Reproduce every entry below precisely; do not include the pictures.

:: LISTED RECORDS

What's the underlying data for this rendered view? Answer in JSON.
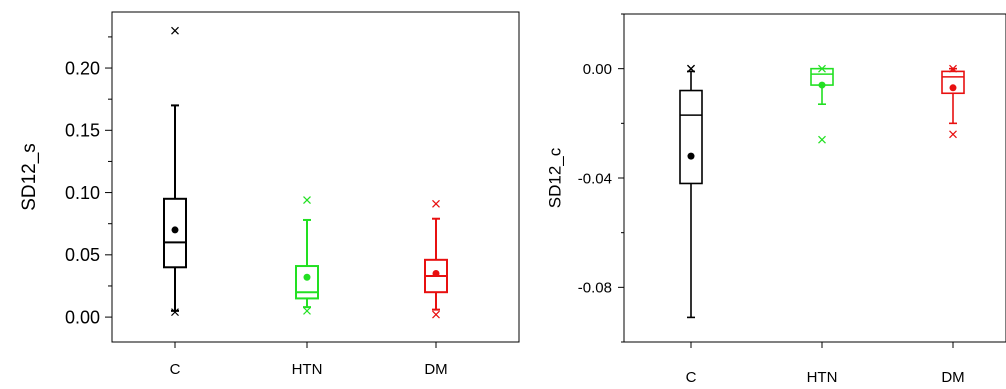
{
  "chart_data": [
    {
      "type": "box",
      "ylabel": "SD12_s",
      "ylim": [
        -0.02,
        0.245
      ],
      "yticks": [
        {
          "v": 0.0,
          "label": "0.00"
        },
        {
          "v": 0.05,
          "label": "0.05"
        },
        {
          "v": 0.1,
          "label": "0.10"
        },
        {
          "v": 0.15,
          "label": "0.15"
        },
        {
          "v": 0.2,
          "label": "0.20"
        }
      ],
      "categories": [
        "C",
        "HTN",
        "DM"
      ],
      "boxes": [
        {
          "group": "C",
          "color": "#000000",
          "whisker_low": 0.005,
          "q1": 0.04,
          "median": 0.06,
          "q3": 0.095,
          "whisker_high": 0.17,
          "mean": 0.07,
          "outliers_x": [
            0.004,
            0.23
          ],
          "min": 0.004,
          "max": 0.23
        },
        {
          "group": "HTN",
          "color": "#22e022",
          "whisker_low": 0.008,
          "q1": 0.015,
          "median": 0.02,
          "q3": 0.041,
          "whisker_high": 0.078,
          "mean": 0.032,
          "outliers_x": [
            0.005,
            0.094
          ],
          "min": 0.005,
          "max": 0.094
        },
        {
          "group": "DM",
          "color": "#e81010",
          "whisker_low": 0.006,
          "q1": 0.02,
          "median": 0.033,
          "q3": 0.046,
          "whisker_high": 0.079,
          "mean": 0.035,
          "outliers_x": [
            0.002,
            0.091
          ],
          "min": 0.002,
          "max": 0.091
        }
      ]
    },
    {
      "type": "box",
      "ylabel": "SD12_c",
      "ylim": [
        -0.1,
        0.02
      ],
      "yticks": [
        {
          "v": 0.0,
          "label": "0.00"
        },
        {
          "v": -0.04,
          "label": "-0.04"
        },
        {
          "v": -0.08,
          "label": "-0.08"
        }
      ],
      "categories": [
        "C",
        "HTN",
        "DM"
      ],
      "boxes": [
        {
          "group": "C",
          "color": "#000000",
          "whisker_low": -0.091,
          "q1": -0.042,
          "median": -0.017,
          "q3": -0.008,
          "whisker_high": -0.001,
          "mean": -0.032,
          "outliers_x": [
            0.0,
            0.0
          ],
          "min": -0.091,
          "max": 0.0
        },
        {
          "group": "HTN",
          "color": "#22e022",
          "whisker_low": -0.013,
          "q1": -0.006,
          "median": -0.002,
          "q3": 0.0,
          "whisker_high": 0.0,
          "mean": -0.006,
          "outliers_x": [
            -0.026,
            0.0
          ],
          "min": -0.026,
          "max": 0.0
        },
        {
          "group": "DM",
          "color": "#e81010",
          "whisker_low": -0.02,
          "q1": -0.009,
          "median": -0.003,
          "q3": -0.001,
          "whisker_high": 0.0,
          "mean": -0.007,
          "outliers_x": [
            -0.024,
            0.0
          ],
          "min": -0.024,
          "max": 0.0
        }
      ]
    }
  ]
}
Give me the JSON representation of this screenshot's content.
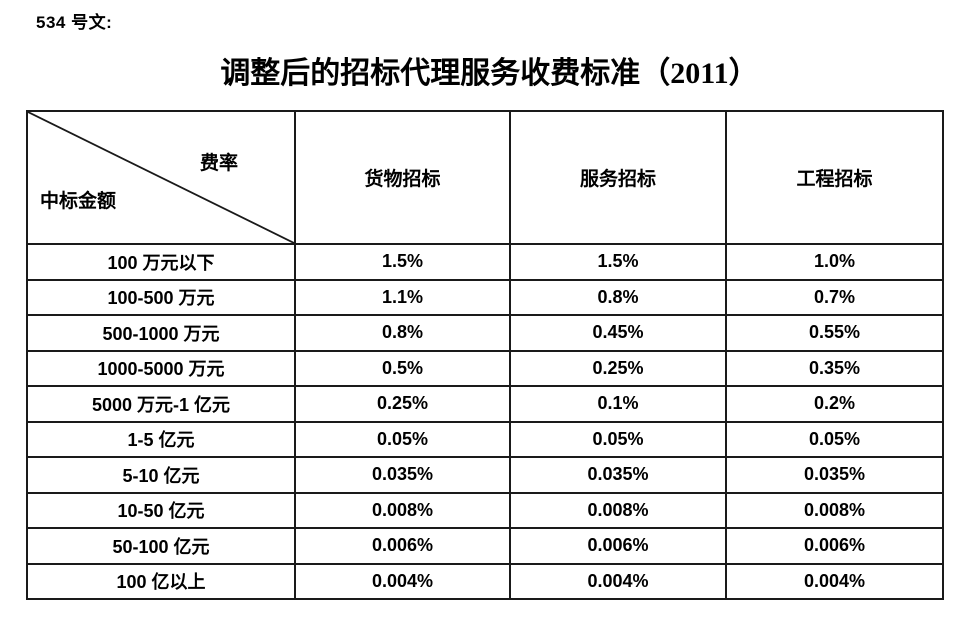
{
  "doc_number": "534 号文:",
  "title": "调整后的招标代理服务收费标准（2011）",
  "table": {
    "corner": {
      "top_right": "费率",
      "bottom_left": "中标金额"
    },
    "columns": [
      "货物招标",
      "服务招标",
      "工程招标"
    ],
    "rows": [
      {
        "label": "100 万元以下",
        "values": [
          "1.5%",
          "1.5%",
          "1.0%"
        ]
      },
      {
        "label": "100-500 万元",
        "values": [
          "1.1%",
          "0.8%",
          "0.7%"
        ]
      },
      {
        "label": "500-1000 万元",
        "values": [
          "0.8%",
          "0.45%",
          "0.55%"
        ]
      },
      {
        "label": "1000-5000 万元",
        "values": [
          "0.5%",
          "0.25%",
          "0.35%"
        ]
      },
      {
        "label": "5000 万元-1 亿元",
        "values": [
          "0.25%",
          "0.1%",
          "0.2%"
        ]
      },
      {
        "label": "1-5 亿元",
        "values": [
          "0.05%",
          "0.05%",
          "0.05%"
        ]
      },
      {
        "label": "5-10 亿元",
        "values": [
          "0.035%",
          "0.035%",
          "0.035%"
        ]
      },
      {
        "label": "10-50 亿元",
        "values": [
          "0.008%",
          "0.008%",
          "0.008%"
        ]
      },
      {
        "label": "50-100 亿元",
        "values": [
          "0.006%",
          "0.006%",
          "0.006%"
        ]
      },
      {
        "label": "100 亿以上",
        "values": [
          "0.004%",
          "0.004%",
          "0.004%"
        ]
      }
    ],
    "border_color": "#1a1a1a"
  }
}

::::

**SOLUTION TO THE EXERCISE**
What's the underlying data for this rendered view? Answer in JSON.
{
  "chart_data": [
    {
      "type": "box",
      "ylabel": "SD12_s",
      "ylim": [
        -0.02,
        0.245
      ],
      "yticks": [
        {
          "v": 0.0,
          "label": "0.00"
        },
        {
          "v": 0.05,
          "label": "0.05"
        },
        {
          "v": 0.1,
          "label": "0.10"
        },
        {
          "v": 0.15,
          "label": "0.15"
        },
        {
          "v": 0.2,
          "label": "0.20"
        }
      ],
      "categories": [
        "C",
        "HTN",
        "DM"
      ],
      "boxes": [
        {
          "group": "C",
          "color": "#000000",
          "whisker_low": 0.005,
          "q1": 0.04,
          "median": 0.06,
          "q3": 0.095,
          "whisker_high": 0.17,
          "mean": 0.07,
          "outliers_x": [
            0.004,
            0.23
          ],
          "min": 0.004,
          "max": 0.23
        },
        {
          "group": "HTN",
          "color": "#22e022",
          "whisker_low": 0.008,
          "q1": 0.015,
          "median": 0.02,
          "q3": 0.041,
          "whisker_high": 0.078,
          "mean": 0.032,
          "outliers_x": [
            0.005,
            0.094
          ],
          "min": 0.005,
          "max": 0.094
        },
        {
          "group": "DM",
          "color": "#e81010",
          "whisker_low": 0.006,
          "q1": 0.02,
          "median": 0.033,
          "q3": 0.046,
          "whisker_high": 0.079,
          "mean": 0.035,
          "outliers_x": [
            0.002,
            0.091
          ],
          "min": 0.002,
          "max": 0.091
        }
      ]
    },
    {
      "type": "box",
      "ylabel": "SD12_c",
      "ylim": [
        -0.1,
        0.02
      ],
      "yticks": [
        {
          "v": 0.0,
          "label": "0.00"
        },
        {
          "v": -0.04,
          "label": "-0.04"
        },
        {
          "v": -0.08,
          "label": "-0.08"
        }
      ],
      "categories": [
        "C",
        "HTN",
        "DM"
      ],
      "boxes": [
        {
          "group": "C",
          "color": "#000000",
          "whisker_low": -0.091,
          "q1": -0.042,
          "median": -0.017,
          "q3": -0.008,
          "whisker_high": -0.001,
          "mean": -0.032,
          "outliers_x": [
            0.0,
            0.0
          ],
          "min": -0.091,
          "max": 0.0
        },
        {
          "group": "HTN",
          "color": "#22e022",
          "whisker_low": -0.013,
          "q1": -0.006,
          "median": -0.002,
          "q3": 0.0,
          "whisker_high": 0.0,
          "mean": -0.006,
          "outliers_x": [
            -0.026,
            0.0
          ],
          "min": -0.026,
          "max": 0.0
        },
        {
          "group": "DM",
          "color": "#e81010",
          "whisker_low": -0.02,
          "q1": -0.009,
          "median": -0.003,
          "q3": -0.001,
          "whisker_high": 0.0,
          "mean": -0.007,
          "outliers_x": [
            -0.024,
            0.0
          ],
          "min": -0.024,
          "max": 0.0
        }
      ]
    }
  ]
}
Give me the JSON representation of this screenshot's content.
{
  "doc_number": "534 号文:",
  "title": "调整后的招标代理服务收费标准（2011）",
  "table": {
    "corner": {
      "top_right": "费率",
      "bottom_left": "中标金额"
    },
    "columns": [
      "货物招标",
      "服务招标",
      "工程招标"
    ],
    "rows": [
      {
        "label": "100 万元以下",
        "values": [
          "1.5%",
          "1.5%",
          "1.0%"
        ]
      },
      {
        "label": "100-500 万元",
        "values": [
          "1.1%",
          "0.8%",
          "0.7%"
        ]
      },
      {
        "label": "500-1000 万元",
        "values": [
          "0.8%",
          "0.45%",
          "0.55%"
        ]
      },
      {
        "label": "1000-5000 万元",
        "values": [
          "0.5%",
          "0.25%",
          "0.35%"
        ]
      },
      {
        "label": "5000 万元-1 亿元",
        "values": [
          "0.25%",
          "0.1%",
          "0.2%"
        ]
      },
      {
        "label": "1-5 亿元",
        "values": [
          "0.05%",
          "0.05%",
          "0.05%"
        ]
      },
      {
        "label": "5-10 亿元",
        "values": [
          "0.035%",
          "0.035%",
          "0.035%"
        ]
      },
      {
        "label": "10-50 亿元",
        "values": [
          "0.008%",
          "0.008%",
          "0.008%"
        ]
      },
      {
        "label": "50-100 亿元",
        "values": [
          "0.006%",
          "0.006%",
          "0.006%"
        ]
      },
      {
        "label": "100 亿以上",
        "values": [
          "0.004%",
          "0.004%",
          "0.004%"
        ]
      }
    ],
    "border_color": "#1a1a1a"
  }
}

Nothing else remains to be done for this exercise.